● **Work required**:
Return all lines below containing the word "Test".

• • • •

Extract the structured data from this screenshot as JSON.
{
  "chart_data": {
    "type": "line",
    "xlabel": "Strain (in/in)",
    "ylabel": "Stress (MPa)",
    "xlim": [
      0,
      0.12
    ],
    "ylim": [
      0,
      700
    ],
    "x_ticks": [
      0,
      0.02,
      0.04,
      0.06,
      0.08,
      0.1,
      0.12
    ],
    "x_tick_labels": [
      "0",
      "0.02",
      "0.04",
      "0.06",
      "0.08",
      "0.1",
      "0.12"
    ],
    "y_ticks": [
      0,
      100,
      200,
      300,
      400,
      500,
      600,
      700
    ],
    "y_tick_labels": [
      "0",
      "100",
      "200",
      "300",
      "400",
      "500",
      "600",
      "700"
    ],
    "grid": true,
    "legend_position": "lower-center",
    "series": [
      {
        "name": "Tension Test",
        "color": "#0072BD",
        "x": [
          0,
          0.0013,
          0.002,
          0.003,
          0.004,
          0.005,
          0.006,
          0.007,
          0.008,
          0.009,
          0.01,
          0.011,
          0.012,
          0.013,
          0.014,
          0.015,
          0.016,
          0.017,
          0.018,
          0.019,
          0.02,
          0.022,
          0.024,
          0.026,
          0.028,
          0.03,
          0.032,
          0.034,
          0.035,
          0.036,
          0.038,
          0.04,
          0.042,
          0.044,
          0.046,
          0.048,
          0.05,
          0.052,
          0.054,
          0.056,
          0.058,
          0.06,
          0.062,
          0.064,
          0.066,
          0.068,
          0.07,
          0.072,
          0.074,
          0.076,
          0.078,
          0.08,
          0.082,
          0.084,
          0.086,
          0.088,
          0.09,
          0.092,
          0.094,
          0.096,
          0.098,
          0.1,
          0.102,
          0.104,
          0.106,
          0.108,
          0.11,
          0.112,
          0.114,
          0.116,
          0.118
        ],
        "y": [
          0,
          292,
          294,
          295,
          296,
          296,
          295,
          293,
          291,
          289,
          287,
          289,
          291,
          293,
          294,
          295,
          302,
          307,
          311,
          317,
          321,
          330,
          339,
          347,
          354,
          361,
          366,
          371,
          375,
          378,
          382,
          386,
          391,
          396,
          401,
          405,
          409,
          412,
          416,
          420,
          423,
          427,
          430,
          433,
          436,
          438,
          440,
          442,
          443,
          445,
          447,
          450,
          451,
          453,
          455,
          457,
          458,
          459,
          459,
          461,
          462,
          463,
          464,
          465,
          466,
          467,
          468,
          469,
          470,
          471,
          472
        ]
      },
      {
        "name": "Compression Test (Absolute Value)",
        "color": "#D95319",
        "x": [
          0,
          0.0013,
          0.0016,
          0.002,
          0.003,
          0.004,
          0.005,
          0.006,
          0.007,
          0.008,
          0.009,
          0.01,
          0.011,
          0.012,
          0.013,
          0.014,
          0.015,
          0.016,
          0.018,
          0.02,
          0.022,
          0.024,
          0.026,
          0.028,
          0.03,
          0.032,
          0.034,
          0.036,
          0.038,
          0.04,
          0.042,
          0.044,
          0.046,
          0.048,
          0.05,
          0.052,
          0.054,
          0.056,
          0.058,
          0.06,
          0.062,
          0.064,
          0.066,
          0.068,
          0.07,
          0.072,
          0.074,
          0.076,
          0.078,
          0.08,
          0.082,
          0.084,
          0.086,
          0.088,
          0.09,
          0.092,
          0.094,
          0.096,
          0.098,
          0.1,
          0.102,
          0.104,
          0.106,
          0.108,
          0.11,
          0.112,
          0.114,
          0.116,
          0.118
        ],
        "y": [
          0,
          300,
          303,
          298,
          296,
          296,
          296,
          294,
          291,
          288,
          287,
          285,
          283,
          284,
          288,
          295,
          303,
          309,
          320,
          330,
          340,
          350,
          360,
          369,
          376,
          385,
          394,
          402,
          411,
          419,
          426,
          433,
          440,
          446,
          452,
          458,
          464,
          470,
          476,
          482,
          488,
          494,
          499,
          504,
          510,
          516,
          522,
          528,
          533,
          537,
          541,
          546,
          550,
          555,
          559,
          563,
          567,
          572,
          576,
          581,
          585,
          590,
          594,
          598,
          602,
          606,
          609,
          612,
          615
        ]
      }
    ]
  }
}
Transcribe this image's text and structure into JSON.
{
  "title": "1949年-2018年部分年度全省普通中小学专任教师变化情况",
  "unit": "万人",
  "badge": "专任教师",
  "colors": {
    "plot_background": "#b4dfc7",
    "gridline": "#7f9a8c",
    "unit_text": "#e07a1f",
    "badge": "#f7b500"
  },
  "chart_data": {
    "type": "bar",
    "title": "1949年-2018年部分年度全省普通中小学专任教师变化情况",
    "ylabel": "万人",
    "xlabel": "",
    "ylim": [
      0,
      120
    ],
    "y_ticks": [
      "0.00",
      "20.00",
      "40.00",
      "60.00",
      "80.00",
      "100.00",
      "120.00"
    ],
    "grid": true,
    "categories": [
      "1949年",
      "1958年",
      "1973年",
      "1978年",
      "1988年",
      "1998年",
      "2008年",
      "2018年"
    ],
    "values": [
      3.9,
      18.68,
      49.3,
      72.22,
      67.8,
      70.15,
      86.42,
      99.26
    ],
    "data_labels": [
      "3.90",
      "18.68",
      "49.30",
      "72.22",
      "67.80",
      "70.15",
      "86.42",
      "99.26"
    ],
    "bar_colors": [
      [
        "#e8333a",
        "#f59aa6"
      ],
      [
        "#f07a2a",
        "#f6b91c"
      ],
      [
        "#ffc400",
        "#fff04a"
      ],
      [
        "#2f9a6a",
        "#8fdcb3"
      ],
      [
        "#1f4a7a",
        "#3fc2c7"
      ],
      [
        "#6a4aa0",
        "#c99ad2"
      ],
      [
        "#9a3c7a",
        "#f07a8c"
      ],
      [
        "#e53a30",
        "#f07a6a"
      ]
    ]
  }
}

• • • •

● **Output**:
        "name": "Tension Test",
        "name": "Compression Test (Absolute Value)",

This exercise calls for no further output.